* [To do]
Scan the records for the string "товары"; copy each line where it occurs.

* [The records]
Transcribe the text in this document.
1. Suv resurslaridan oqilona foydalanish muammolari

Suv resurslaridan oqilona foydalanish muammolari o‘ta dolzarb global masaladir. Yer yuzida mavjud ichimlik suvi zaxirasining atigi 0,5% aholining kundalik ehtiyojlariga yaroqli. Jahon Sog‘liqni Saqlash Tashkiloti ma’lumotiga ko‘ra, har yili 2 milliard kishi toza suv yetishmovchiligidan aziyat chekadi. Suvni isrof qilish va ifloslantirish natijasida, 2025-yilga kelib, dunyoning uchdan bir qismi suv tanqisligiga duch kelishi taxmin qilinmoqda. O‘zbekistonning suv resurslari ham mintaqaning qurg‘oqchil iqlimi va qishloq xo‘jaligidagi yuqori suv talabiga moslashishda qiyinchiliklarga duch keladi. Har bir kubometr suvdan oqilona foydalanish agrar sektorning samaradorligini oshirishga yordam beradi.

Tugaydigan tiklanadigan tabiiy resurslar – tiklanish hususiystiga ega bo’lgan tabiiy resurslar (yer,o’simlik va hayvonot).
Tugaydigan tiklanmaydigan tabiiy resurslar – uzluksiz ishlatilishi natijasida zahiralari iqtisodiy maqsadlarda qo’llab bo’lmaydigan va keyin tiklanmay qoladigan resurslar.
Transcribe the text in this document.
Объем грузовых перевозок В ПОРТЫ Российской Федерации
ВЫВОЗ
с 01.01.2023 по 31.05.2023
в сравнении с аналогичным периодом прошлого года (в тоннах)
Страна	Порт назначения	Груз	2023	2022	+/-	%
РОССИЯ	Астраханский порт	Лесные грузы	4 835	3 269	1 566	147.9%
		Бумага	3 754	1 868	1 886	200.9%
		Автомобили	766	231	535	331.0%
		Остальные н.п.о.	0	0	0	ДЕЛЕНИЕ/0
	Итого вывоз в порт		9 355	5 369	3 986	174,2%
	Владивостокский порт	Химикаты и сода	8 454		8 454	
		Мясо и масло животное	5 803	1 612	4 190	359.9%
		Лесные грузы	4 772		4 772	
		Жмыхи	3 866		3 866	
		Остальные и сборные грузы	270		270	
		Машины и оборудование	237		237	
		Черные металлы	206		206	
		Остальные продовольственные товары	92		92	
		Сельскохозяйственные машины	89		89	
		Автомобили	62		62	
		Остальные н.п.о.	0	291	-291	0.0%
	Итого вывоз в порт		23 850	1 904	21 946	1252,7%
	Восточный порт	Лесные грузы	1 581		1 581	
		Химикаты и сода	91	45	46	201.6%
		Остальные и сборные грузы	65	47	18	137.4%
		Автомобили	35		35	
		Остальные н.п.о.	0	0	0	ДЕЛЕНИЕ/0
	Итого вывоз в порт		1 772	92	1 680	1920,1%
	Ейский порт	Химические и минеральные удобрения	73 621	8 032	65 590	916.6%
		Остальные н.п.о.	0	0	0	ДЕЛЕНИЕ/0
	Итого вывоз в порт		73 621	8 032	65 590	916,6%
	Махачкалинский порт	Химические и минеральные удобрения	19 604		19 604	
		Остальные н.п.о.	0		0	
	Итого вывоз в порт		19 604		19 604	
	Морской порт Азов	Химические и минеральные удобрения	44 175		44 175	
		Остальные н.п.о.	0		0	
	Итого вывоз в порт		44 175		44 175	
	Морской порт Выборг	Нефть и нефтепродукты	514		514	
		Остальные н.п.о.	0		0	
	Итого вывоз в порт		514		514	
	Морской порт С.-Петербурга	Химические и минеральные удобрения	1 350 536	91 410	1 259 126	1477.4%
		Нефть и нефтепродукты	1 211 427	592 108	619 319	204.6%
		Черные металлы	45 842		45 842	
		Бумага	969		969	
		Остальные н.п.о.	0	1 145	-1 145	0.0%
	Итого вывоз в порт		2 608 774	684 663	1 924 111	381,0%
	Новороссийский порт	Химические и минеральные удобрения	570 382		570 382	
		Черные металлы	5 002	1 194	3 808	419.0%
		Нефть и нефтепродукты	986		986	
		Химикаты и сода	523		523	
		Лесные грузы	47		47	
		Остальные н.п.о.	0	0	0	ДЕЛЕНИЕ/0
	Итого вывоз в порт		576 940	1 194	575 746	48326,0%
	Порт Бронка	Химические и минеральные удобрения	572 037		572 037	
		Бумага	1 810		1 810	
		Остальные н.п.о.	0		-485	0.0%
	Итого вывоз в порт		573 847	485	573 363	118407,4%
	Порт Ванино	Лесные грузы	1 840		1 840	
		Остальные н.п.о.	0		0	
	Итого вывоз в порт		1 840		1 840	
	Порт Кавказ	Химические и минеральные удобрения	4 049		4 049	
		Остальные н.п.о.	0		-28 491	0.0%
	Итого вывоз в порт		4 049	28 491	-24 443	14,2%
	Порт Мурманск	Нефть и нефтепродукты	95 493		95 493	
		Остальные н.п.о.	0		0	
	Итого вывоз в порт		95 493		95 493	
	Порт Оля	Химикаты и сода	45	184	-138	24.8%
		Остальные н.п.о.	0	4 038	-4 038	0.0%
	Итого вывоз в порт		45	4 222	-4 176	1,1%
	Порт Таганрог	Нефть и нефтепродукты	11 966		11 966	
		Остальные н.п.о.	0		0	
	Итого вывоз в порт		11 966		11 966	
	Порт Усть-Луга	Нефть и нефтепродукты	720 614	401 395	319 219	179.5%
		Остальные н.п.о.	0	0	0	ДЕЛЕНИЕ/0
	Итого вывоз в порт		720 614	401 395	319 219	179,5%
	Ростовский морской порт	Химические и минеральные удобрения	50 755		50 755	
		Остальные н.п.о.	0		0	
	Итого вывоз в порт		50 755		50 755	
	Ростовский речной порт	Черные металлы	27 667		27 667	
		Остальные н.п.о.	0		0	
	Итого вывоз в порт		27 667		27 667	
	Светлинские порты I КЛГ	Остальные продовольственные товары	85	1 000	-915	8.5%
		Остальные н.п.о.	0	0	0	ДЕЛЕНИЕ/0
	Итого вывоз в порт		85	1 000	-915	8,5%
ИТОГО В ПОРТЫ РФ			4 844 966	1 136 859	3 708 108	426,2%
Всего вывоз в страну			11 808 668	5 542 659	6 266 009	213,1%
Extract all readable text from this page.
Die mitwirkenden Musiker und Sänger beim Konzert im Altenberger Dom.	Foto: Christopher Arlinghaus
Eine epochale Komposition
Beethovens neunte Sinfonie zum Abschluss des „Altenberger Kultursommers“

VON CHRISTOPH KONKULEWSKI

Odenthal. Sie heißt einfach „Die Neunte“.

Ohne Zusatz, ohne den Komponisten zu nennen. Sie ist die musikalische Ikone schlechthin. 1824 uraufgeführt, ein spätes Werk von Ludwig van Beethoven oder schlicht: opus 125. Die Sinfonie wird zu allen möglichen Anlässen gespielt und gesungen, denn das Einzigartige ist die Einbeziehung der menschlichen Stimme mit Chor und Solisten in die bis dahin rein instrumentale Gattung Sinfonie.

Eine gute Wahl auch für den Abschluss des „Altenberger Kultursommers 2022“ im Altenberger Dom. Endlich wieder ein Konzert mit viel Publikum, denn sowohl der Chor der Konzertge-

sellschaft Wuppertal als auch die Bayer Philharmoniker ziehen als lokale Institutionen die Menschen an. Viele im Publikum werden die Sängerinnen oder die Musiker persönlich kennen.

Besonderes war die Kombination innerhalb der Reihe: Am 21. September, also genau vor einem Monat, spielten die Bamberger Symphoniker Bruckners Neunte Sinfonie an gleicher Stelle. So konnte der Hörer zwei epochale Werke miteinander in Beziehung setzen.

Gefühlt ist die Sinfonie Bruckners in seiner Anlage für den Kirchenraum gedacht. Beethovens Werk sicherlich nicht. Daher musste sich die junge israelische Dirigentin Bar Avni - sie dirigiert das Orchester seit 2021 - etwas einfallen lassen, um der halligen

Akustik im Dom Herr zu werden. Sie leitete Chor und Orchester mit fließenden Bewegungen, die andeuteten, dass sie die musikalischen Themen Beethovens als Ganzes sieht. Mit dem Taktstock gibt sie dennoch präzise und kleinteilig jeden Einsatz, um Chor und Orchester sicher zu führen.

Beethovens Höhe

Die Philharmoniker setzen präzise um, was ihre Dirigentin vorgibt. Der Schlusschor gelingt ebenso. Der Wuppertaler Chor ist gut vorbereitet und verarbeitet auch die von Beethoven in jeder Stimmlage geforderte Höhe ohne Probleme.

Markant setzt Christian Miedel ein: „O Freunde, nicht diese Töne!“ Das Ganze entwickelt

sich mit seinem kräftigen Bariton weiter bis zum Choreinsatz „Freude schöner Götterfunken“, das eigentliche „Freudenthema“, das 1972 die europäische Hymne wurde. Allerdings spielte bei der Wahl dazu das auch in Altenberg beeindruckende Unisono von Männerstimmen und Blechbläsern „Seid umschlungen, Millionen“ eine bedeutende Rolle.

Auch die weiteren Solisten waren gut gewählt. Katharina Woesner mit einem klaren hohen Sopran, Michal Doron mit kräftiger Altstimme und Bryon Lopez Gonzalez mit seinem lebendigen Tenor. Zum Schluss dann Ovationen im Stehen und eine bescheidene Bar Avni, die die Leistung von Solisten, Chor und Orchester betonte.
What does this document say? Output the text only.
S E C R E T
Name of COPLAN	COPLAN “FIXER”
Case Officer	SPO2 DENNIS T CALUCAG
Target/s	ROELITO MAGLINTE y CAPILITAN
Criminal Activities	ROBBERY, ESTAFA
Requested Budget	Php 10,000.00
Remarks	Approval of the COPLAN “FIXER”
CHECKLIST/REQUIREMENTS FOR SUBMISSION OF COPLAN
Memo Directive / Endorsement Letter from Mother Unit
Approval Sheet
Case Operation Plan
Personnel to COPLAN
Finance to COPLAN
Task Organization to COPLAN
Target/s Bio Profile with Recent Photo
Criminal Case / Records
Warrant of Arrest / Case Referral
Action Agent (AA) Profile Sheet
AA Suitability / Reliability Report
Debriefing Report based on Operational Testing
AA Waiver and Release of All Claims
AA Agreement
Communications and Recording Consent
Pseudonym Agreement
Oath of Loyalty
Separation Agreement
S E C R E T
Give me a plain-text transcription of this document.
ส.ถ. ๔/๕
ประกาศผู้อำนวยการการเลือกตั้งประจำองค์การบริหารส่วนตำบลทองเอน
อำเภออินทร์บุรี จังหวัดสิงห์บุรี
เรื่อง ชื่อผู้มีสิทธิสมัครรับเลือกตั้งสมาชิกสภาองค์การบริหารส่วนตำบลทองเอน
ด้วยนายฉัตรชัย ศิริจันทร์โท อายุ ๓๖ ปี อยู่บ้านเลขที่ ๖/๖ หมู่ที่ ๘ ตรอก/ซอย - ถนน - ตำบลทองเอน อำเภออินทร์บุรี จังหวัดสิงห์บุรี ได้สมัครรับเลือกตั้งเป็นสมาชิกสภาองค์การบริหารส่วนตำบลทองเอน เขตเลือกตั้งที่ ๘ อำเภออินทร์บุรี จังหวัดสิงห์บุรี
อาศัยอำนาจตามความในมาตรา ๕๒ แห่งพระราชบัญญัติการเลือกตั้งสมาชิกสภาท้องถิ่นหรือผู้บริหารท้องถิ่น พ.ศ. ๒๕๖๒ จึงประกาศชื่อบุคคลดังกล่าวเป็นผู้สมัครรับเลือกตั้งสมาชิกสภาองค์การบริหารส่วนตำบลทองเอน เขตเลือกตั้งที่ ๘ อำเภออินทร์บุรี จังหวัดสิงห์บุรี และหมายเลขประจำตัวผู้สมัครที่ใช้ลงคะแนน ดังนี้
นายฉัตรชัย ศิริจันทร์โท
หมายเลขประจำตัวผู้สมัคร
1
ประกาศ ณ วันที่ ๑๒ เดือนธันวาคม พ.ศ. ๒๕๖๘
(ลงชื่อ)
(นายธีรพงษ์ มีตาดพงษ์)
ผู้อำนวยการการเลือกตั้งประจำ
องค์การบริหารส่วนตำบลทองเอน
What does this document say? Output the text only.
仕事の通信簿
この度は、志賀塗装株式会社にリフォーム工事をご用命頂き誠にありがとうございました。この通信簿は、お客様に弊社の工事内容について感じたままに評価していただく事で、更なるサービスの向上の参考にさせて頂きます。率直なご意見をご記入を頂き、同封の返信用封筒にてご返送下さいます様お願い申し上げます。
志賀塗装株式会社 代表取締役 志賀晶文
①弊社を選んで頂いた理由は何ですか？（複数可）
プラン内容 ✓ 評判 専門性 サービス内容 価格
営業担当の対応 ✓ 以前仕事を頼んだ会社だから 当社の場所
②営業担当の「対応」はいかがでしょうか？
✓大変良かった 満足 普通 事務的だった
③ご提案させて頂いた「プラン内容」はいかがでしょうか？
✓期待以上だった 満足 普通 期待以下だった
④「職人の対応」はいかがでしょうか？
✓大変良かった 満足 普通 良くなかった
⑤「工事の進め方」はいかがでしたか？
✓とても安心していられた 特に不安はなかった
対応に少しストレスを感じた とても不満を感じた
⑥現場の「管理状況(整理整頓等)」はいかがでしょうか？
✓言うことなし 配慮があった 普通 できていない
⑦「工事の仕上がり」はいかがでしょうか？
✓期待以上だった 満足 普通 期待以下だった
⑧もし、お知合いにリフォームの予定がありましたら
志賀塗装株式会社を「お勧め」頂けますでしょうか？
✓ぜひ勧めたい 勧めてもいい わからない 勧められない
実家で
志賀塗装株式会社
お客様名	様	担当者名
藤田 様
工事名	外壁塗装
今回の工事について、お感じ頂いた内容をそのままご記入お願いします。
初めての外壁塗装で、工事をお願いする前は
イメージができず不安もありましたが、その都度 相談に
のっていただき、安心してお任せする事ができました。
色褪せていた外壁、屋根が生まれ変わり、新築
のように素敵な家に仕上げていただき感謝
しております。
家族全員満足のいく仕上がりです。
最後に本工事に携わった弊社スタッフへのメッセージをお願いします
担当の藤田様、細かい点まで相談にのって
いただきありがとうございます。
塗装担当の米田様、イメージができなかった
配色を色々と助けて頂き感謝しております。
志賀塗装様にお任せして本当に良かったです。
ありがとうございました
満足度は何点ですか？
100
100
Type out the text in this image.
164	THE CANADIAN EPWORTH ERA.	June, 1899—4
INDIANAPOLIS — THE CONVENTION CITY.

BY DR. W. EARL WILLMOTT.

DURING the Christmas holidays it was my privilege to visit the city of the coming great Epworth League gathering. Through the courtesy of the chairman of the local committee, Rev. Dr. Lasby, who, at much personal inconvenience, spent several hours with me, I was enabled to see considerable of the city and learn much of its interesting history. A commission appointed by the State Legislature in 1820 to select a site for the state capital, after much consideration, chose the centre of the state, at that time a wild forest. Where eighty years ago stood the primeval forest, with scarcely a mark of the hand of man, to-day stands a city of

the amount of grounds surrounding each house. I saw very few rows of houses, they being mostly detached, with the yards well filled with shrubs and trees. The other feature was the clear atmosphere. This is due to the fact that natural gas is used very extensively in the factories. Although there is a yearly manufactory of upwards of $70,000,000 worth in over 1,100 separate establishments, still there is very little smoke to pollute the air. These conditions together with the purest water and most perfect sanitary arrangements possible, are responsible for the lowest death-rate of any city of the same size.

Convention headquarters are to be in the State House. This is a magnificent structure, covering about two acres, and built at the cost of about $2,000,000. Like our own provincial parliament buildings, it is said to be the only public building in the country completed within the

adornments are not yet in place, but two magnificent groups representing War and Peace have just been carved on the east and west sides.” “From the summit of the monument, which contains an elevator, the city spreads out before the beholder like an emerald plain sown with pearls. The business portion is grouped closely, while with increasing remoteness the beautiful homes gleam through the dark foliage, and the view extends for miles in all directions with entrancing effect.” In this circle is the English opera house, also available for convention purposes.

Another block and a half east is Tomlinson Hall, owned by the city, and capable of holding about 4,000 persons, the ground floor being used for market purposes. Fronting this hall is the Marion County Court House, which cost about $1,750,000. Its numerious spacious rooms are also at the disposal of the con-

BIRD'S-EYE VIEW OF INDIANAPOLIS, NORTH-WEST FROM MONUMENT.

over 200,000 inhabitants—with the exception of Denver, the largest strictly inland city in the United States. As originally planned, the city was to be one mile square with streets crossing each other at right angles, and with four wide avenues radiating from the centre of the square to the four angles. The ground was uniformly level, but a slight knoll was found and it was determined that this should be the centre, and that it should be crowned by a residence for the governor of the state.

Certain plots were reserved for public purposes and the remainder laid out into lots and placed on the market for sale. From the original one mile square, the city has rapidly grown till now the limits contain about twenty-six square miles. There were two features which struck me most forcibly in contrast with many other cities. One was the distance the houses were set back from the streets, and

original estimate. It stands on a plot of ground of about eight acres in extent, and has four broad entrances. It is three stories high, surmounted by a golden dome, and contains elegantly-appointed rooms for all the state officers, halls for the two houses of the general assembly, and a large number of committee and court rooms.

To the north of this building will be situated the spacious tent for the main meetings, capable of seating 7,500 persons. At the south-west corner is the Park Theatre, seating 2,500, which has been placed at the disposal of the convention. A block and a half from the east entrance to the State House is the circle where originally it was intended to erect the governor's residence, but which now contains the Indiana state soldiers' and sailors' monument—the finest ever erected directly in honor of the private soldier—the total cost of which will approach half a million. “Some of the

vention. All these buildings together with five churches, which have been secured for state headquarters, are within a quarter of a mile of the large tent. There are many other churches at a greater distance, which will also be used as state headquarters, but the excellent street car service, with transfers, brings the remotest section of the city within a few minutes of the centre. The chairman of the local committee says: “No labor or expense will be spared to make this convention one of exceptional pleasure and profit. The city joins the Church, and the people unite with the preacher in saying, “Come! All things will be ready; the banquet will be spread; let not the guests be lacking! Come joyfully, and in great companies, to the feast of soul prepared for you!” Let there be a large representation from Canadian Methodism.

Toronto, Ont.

* [Task answer]
		Остальные продовольственные товары	92		92	
	Светлинские порты I КЛГ	Остальные продовольственные товары	85	1 000	-915	8.5%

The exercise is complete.